═════ Records supplied
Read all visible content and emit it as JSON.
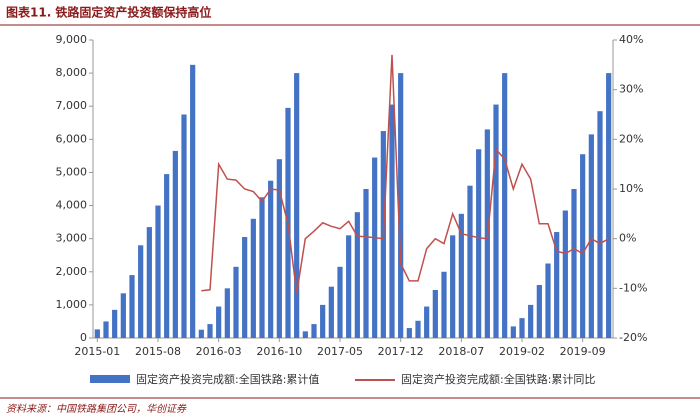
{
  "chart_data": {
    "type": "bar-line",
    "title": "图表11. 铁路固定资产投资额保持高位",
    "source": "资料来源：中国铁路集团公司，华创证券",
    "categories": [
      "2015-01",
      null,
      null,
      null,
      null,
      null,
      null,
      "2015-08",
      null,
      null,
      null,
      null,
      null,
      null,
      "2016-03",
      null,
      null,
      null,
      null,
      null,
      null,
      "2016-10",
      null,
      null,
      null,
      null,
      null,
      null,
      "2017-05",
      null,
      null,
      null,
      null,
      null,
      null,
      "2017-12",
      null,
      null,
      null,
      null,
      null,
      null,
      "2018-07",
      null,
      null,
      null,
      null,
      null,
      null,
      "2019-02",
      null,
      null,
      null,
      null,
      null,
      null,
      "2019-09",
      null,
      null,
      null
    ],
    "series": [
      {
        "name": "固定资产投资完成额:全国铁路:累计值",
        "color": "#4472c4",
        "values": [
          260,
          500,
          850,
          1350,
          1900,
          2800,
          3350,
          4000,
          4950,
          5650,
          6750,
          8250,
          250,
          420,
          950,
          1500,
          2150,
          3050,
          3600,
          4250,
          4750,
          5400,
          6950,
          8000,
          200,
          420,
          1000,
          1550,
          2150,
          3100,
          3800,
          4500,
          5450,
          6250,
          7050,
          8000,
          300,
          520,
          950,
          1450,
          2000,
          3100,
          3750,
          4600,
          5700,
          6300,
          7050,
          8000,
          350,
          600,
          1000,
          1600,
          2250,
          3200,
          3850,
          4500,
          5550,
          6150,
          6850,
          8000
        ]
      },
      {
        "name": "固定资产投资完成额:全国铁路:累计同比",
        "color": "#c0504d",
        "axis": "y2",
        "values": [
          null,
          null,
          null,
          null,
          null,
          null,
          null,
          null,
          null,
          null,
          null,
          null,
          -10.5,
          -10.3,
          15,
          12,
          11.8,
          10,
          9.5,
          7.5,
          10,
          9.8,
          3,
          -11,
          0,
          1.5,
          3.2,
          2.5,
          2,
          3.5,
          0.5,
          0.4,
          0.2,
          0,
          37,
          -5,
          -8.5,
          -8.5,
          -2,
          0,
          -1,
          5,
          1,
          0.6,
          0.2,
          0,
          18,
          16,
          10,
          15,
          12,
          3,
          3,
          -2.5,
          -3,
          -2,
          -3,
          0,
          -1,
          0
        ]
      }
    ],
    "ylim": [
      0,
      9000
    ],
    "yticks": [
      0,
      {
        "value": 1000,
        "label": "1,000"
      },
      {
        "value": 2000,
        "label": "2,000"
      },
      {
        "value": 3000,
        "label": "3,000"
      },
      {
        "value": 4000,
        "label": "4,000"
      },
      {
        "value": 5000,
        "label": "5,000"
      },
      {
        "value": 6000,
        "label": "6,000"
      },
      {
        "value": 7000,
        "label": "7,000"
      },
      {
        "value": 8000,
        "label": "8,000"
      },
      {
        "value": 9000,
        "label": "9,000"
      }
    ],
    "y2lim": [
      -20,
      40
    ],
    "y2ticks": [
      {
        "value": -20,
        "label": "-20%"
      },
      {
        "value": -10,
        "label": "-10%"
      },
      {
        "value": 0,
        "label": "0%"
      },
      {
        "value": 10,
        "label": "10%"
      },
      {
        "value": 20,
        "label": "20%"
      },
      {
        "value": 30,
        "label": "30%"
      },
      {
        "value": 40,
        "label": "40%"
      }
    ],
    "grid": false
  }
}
══════════
═════ Records supplied
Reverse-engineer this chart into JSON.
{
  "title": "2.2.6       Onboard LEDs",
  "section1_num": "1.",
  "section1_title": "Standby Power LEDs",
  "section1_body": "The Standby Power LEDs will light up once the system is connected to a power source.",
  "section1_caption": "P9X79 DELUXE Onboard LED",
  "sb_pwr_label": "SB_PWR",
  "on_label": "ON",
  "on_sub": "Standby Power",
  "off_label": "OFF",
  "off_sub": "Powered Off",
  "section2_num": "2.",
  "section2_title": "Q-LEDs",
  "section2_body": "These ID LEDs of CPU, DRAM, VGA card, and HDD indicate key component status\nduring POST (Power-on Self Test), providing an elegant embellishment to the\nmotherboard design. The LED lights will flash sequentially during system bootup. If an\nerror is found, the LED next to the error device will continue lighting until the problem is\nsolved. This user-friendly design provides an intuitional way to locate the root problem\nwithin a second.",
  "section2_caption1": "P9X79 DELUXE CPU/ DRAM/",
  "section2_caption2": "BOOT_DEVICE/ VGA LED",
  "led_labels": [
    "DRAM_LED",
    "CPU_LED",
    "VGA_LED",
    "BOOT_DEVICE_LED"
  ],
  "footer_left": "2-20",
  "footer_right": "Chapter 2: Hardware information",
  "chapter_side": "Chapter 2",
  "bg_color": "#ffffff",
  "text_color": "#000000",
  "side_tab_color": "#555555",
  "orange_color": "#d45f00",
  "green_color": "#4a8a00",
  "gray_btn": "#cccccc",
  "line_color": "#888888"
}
══════════
# [Aim]
Copy each line of the data that contains the word "name".

# [Finished task]
        "name": "固定资产投资完成额:全国铁路:累计值",
        "name": "固定资产投资完成额:全国铁路:累计同比",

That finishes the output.